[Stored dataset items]
════
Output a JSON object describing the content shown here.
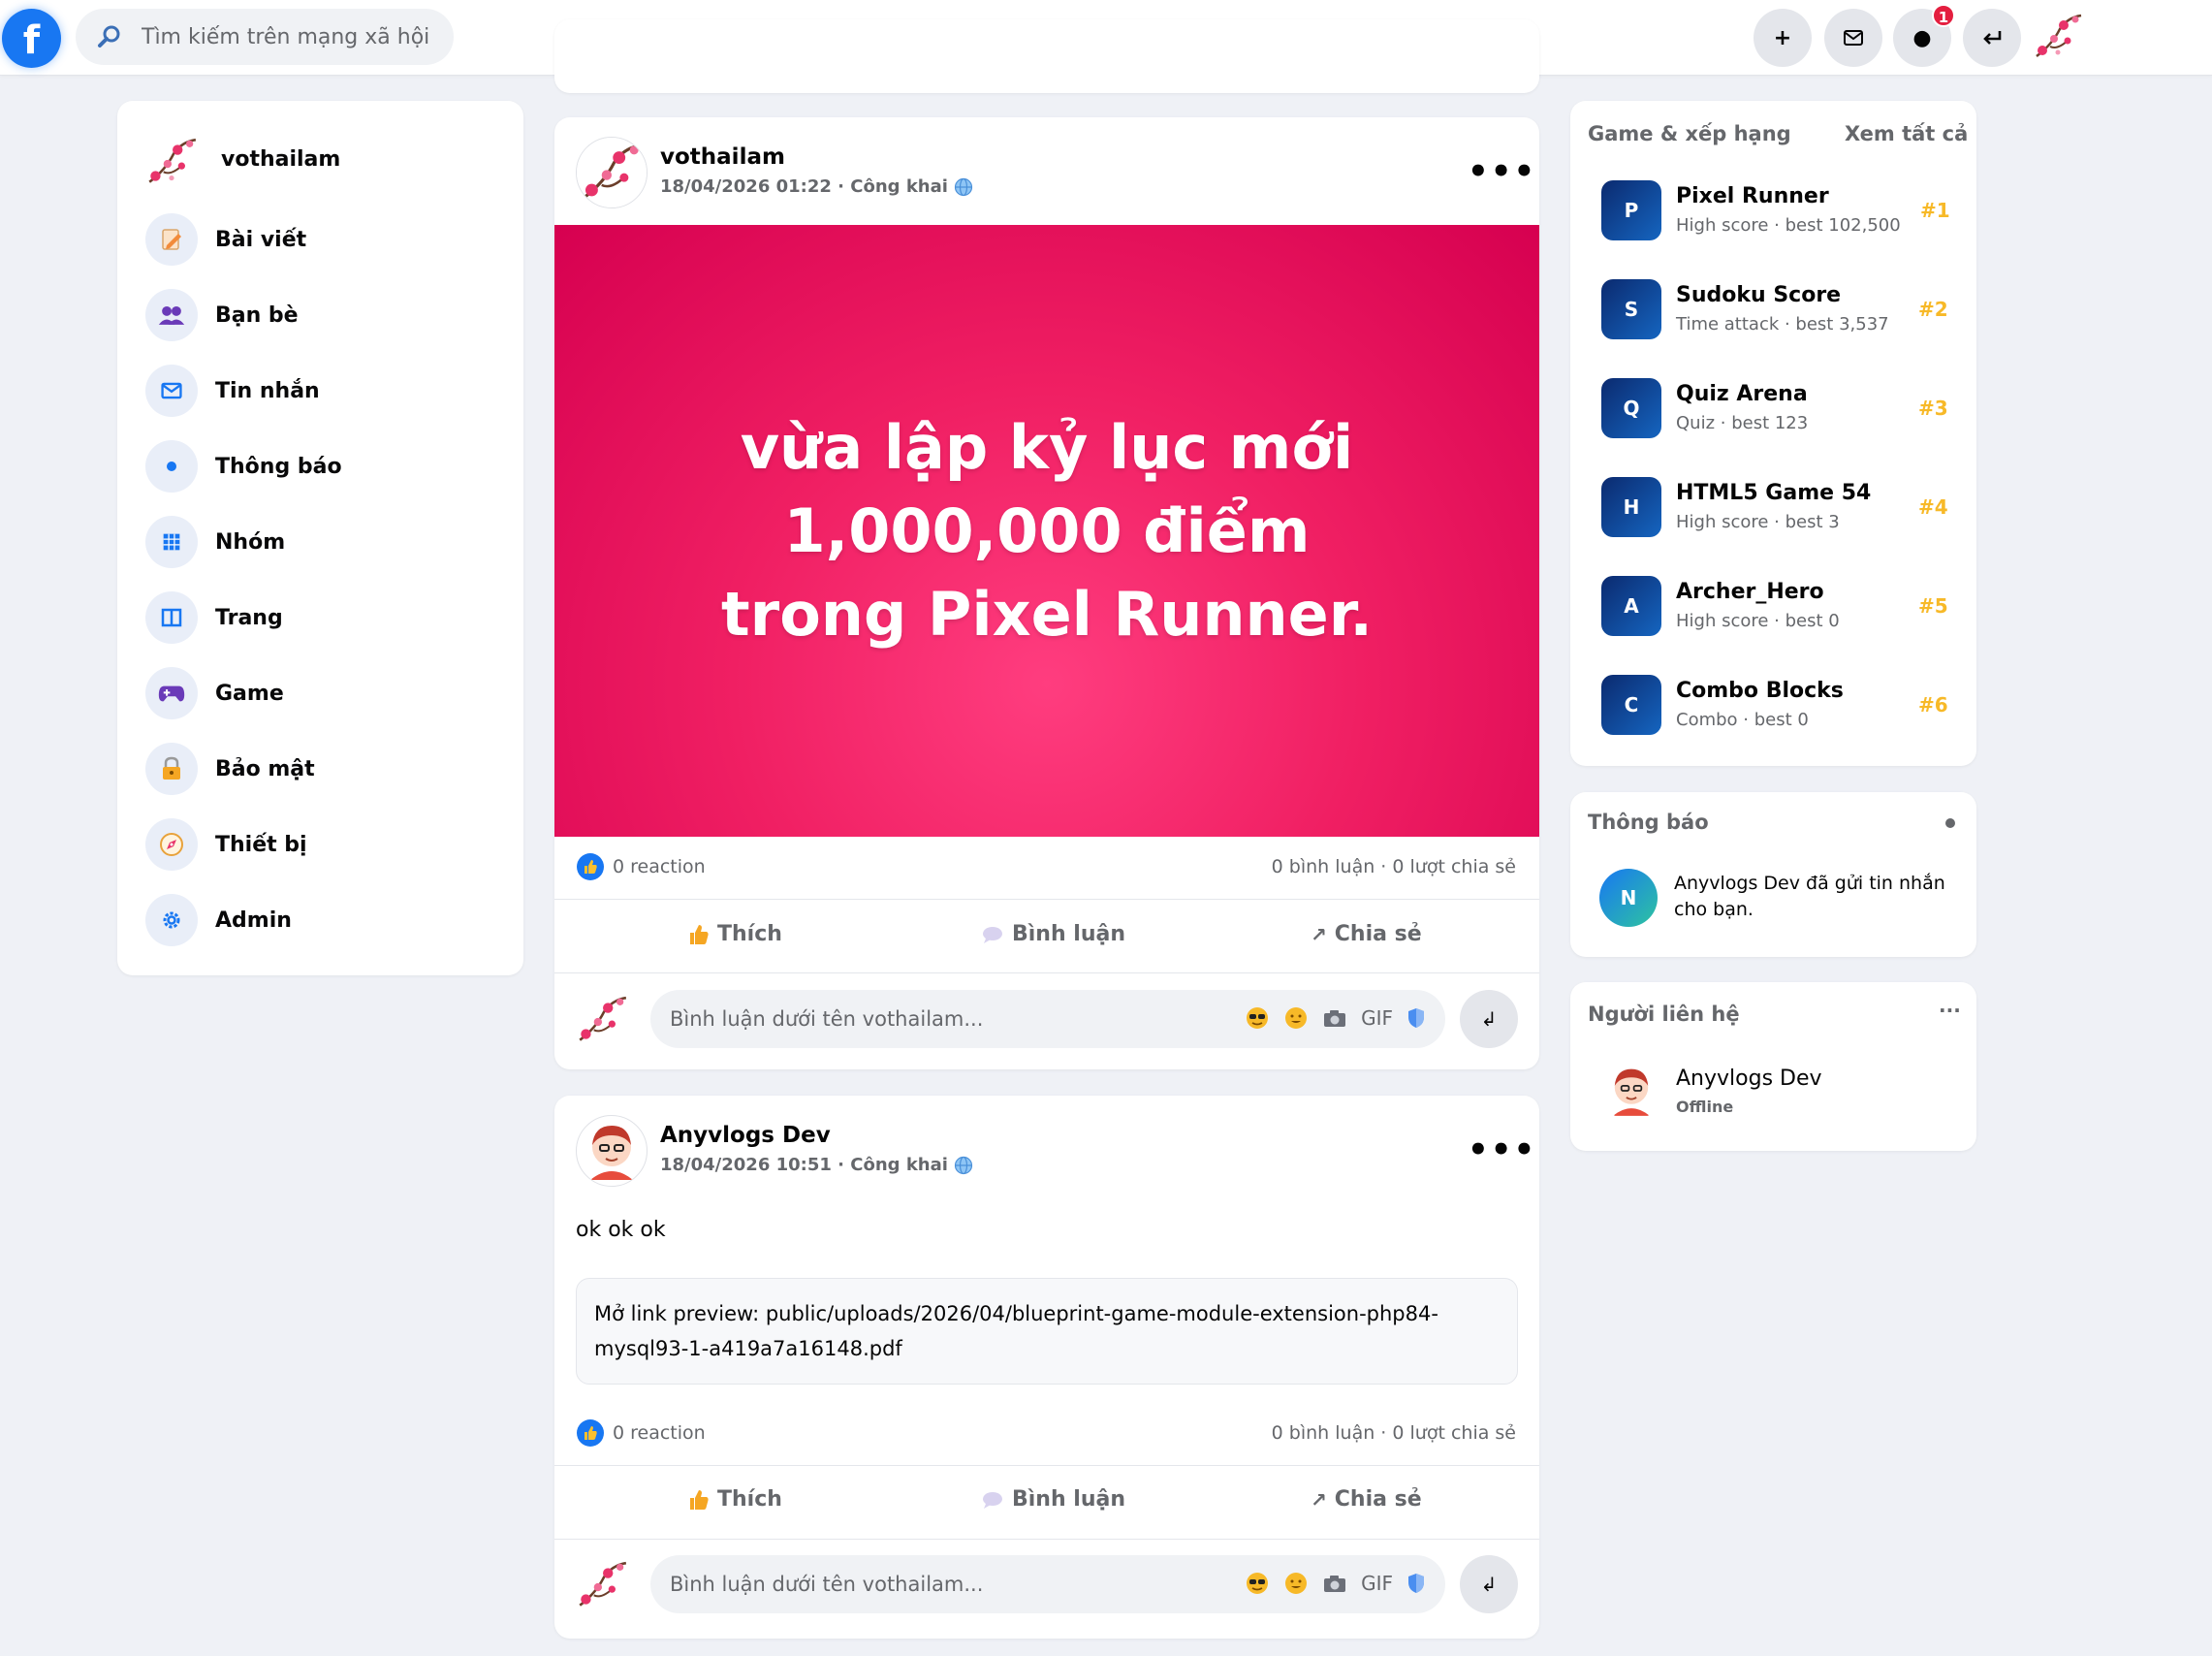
{
  "topbar": {
    "search_placeholder": "Tìm kiếm trên mạng xã hội",
    "notif_count": "1",
    "logo_letter": "f"
  },
  "left_menu": {
    "profile_name": "vothailam",
    "items": [
      {
        "label": "Bài viết",
        "icon": "edit-icon"
      },
      {
        "label": "Bạn bè",
        "icon": "friends-icon"
      },
      {
        "label": "Tin nhắn",
        "icon": "mail-icon"
      },
      {
        "label": "Thông báo",
        "icon": "dot-icon"
      },
      {
        "label": "Nhóm",
        "icon": "grid-icon"
      },
      {
        "label": "Trang",
        "icon": "page-icon"
      },
      {
        "label": "Game",
        "icon": "gamepad-icon"
      },
      {
        "label": "Bảo mật",
        "icon": "lock-icon"
      },
      {
        "label": "Thiết bị",
        "icon": "compass-icon"
      },
      {
        "label": "Admin",
        "icon": "gear-icon"
      }
    ]
  },
  "posts": [
    {
      "author": "vothailam",
      "date": "18/04/2026 01:22 · Công khai",
      "banner_lines": [
        "vừa lập kỷ lục mới",
        "1,000,000 điểm",
        "trong Pixel Runner."
      ],
      "reactions": "0 reaction",
      "stats": "0 bình luận · 0 lượt chia sẻ",
      "like_label": "Thích",
      "comment_label": "Bình luận",
      "share_label": "Chia sẻ",
      "comment_placeholder": "Bình luận dưới tên vothailam...",
      "gif_label": "GIF"
    },
    {
      "author": "Anyvlogs Dev",
      "date": "18/04/2026 10:51 · Công khai",
      "text": "ok ok ok",
      "link_preview": "Mở link preview: public/uploads/2026/04/blueprint-game-module-extension-php84-mysql93-1-a419a7a16148.pdf",
      "reactions": "0 reaction",
      "stats": "0 bình luận · 0 lượt chia sẻ",
      "like_label": "Thích",
      "comment_label": "Bình luận",
      "share_label": "Chia sẻ",
      "comment_placeholder": "Bình luận dưới tên vothailam...",
      "gif_label": "GIF"
    }
  ],
  "games": {
    "title": "Game & xếp hạng",
    "see_all": "Xem tất cả",
    "items": [
      {
        "letter": "P",
        "name": "Pixel Runner",
        "sub": "High score · best 102,500",
        "rank": "#1"
      },
      {
        "letter": "S",
        "name": "Sudoku Score",
        "sub": "Time attack · best 3,537",
        "rank": "#2"
      },
      {
        "letter": "Q",
        "name": "Quiz Arena",
        "sub": "Quiz · best 123",
        "rank": "#3"
      },
      {
        "letter": "H",
        "name": "HTML5 Game 54",
        "sub": "High score · best 3",
        "rank": "#4"
      },
      {
        "letter": "A",
        "name": "Archer_Hero",
        "sub": "High score · best 0",
        "rank": "#5"
      },
      {
        "letter": "C",
        "name": "Combo Blocks",
        "sub": "Combo · best 0",
        "rank": "#6"
      }
    ]
  },
  "notifications": {
    "title": "Thông báo",
    "item_letter": "N",
    "item_text": "Anyvlogs Dev đã gửi tin nhắn cho bạn."
  },
  "contacts": {
    "title": "Người liên hệ",
    "more": "···",
    "name": "Anyvlogs Dev",
    "status": "Offline"
  },
  "colors": {
    "brand": "#1877f2",
    "banner_from": "#e8125c",
    "banner_to": "#d4004d",
    "rank_gold": "#f7b928"
  }
}
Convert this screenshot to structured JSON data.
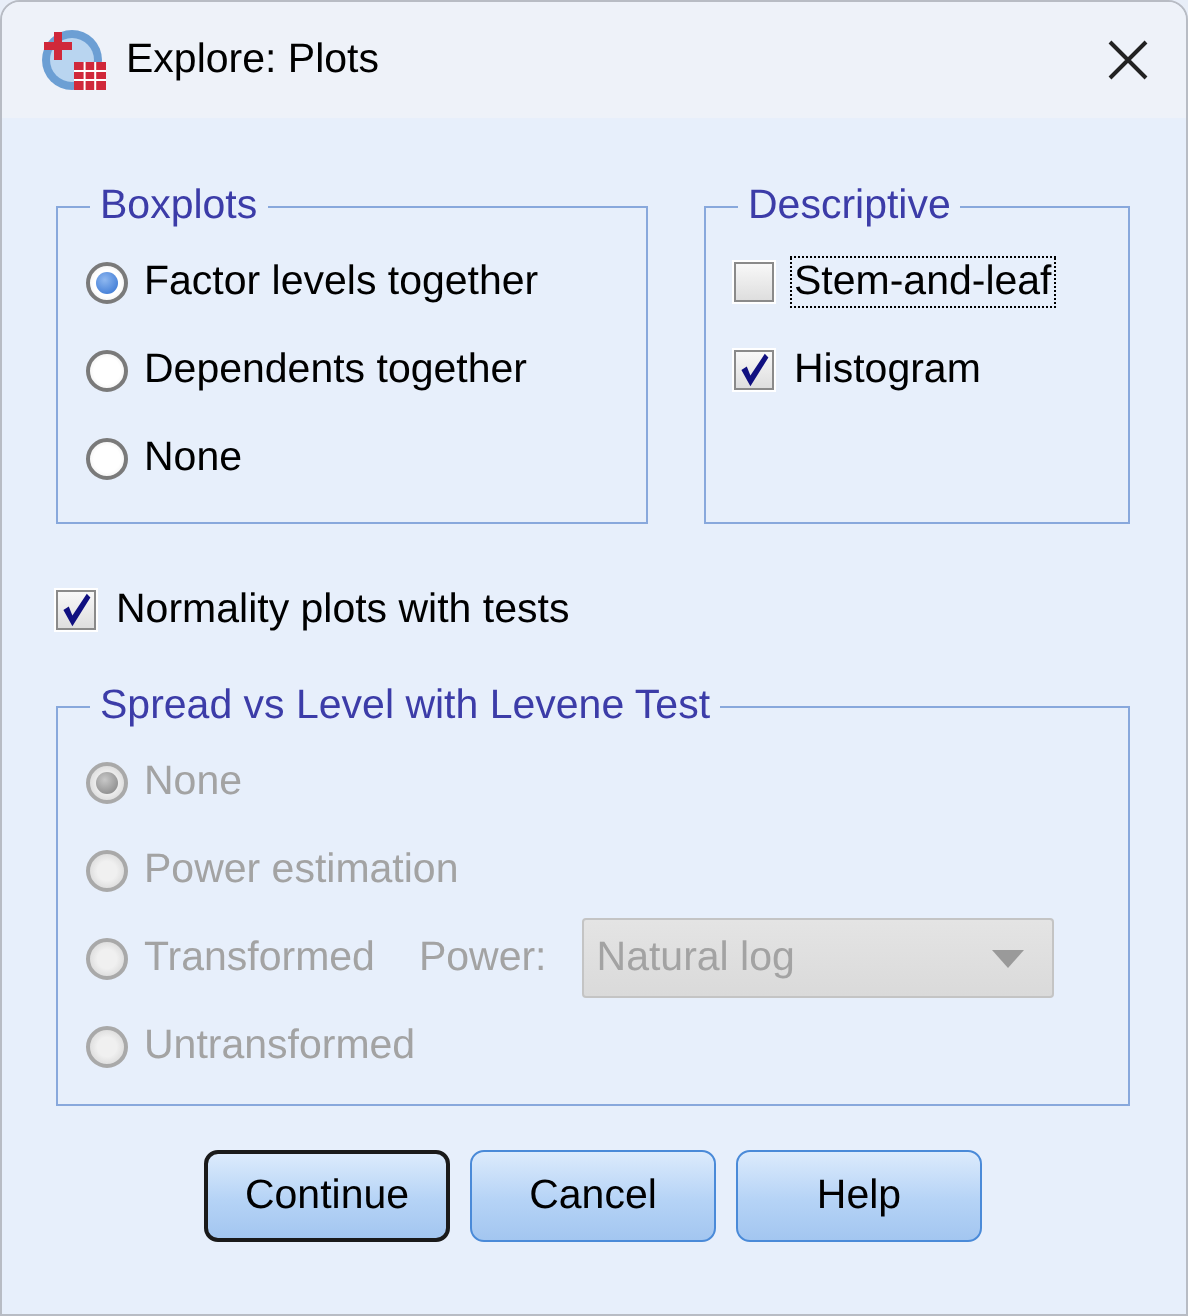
{
  "window": {
    "title": "Explore: Plots"
  },
  "boxplots": {
    "title": "Boxplots",
    "options": [
      {
        "label": "Factor levels together",
        "selected": true
      },
      {
        "label": "Dependents together",
        "selected": false
      },
      {
        "label": "None",
        "selected": false
      }
    ]
  },
  "descriptive": {
    "title": "Descriptive",
    "options": [
      {
        "label": "Stem-and-leaf",
        "checked": false,
        "focused": true
      },
      {
        "label": "Histogram",
        "checked": true,
        "focused": false
      }
    ]
  },
  "normality": {
    "label": "Normality plots with tests",
    "checked": true
  },
  "spread": {
    "title": "Spread vs Level with Levene Test",
    "disabled": true,
    "options": [
      {
        "label": "None",
        "selected": true
      },
      {
        "label": "Power estimation",
        "selected": false
      },
      {
        "label": "Transformed",
        "selected": false,
        "power": {
          "label": "Power:",
          "value": "Natural log"
        }
      },
      {
        "label": "Untransformed",
        "selected": false
      }
    ]
  },
  "buttons": [
    {
      "label": "Continue",
      "default": true
    },
    {
      "label": "Cancel",
      "default": false
    },
    {
      "label": "Help",
      "default": false
    }
  ]
}
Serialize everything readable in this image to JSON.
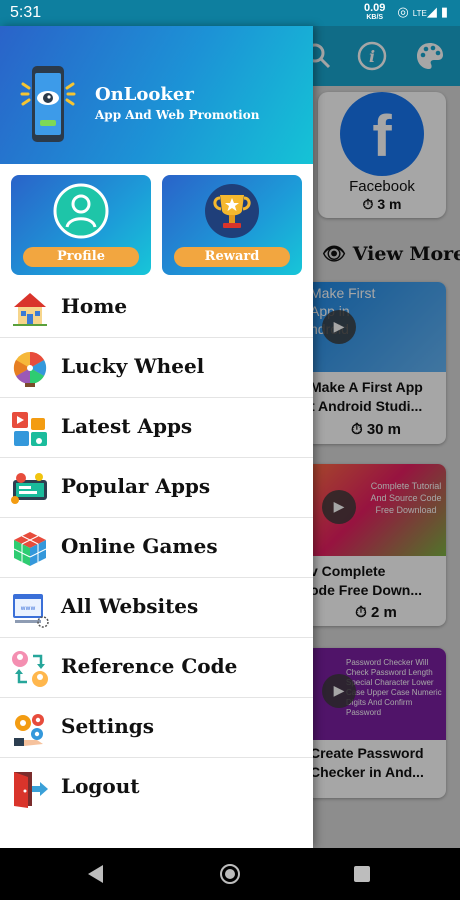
{
  "status_bar": {
    "time": "5:31",
    "speed_value": "0.09",
    "speed_unit": "KB/S",
    "network": "LTE"
  },
  "app": {
    "name": "OnLooker",
    "tagline": "App And Web Promotion"
  },
  "quick_tiles": [
    {
      "label": "Profile"
    },
    {
      "label": "Reward"
    }
  ],
  "menu": [
    {
      "label": "Home",
      "icon": "home-icon"
    },
    {
      "label": "Lucky Wheel",
      "icon": "lucky-wheel-icon"
    },
    {
      "label": "Latest Apps",
      "icon": "latest-apps-icon"
    },
    {
      "label": "Popular Apps",
      "icon": "popular-apps-icon"
    },
    {
      "label": "Online Games",
      "icon": "online-games-icon"
    },
    {
      "label": "All Websites",
      "icon": "websites-icon"
    },
    {
      "label": "Reference Code",
      "icon": "reference-code-icon"
    },
    {
      "label": "Settings",
      "icon": "settings-icon"
    },
    {
      "label": "Logout",
      "icon": "logout-icon"
    }
  ],
  "background": {
    "facebook_card": {
      "name": "Facebook",
      "time": "3 m"
    },
    "view_more": "View More",
    "videos": [
      {
        "title_line1": "Make A First App",
        "title_line2": "t Android Studi...",
        "time": "30 m",
        "thumb_text": "Make First App in ndroid"
      },
      {
        "title_line1": "v Complete",
        "title_line2": "ode Free Down...",
        "time": "2 m",
        "thumb_text": "Complete Tutorial And Source Code Free Download"
      },
      {
        "title_line1": "Create Password",
        "title_line2": "Checker in And...",
        "time": "",
        "thumb_text": "Password Checker Will Check Password Length Special Character Lower Case Upper Case Numeric Digits And Confirm Password"
      }
    ]
  },
  "colors": {
    "header_start": "#2a63c9",
    "header_end": "#15c3d6",
    "pill": "#f2a640",
    "status_bar": "#0e7f9f"
  }
}
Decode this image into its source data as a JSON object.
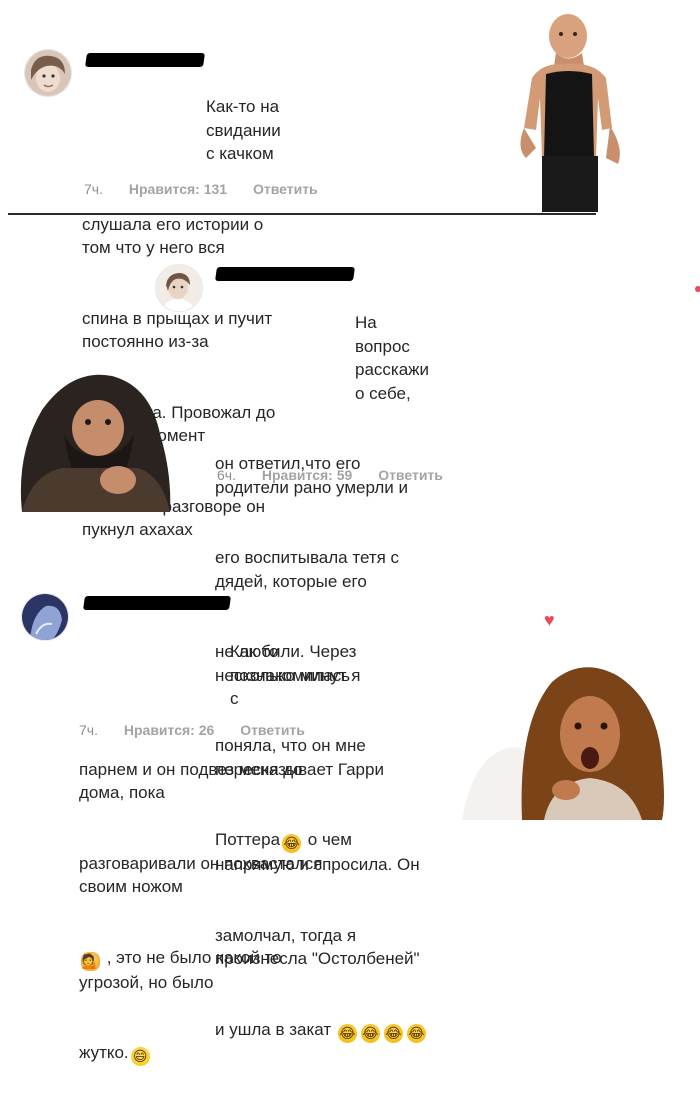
════
Count how many lines include the string "author". Nothing but the number is needed.

- _Exercise solution_: 2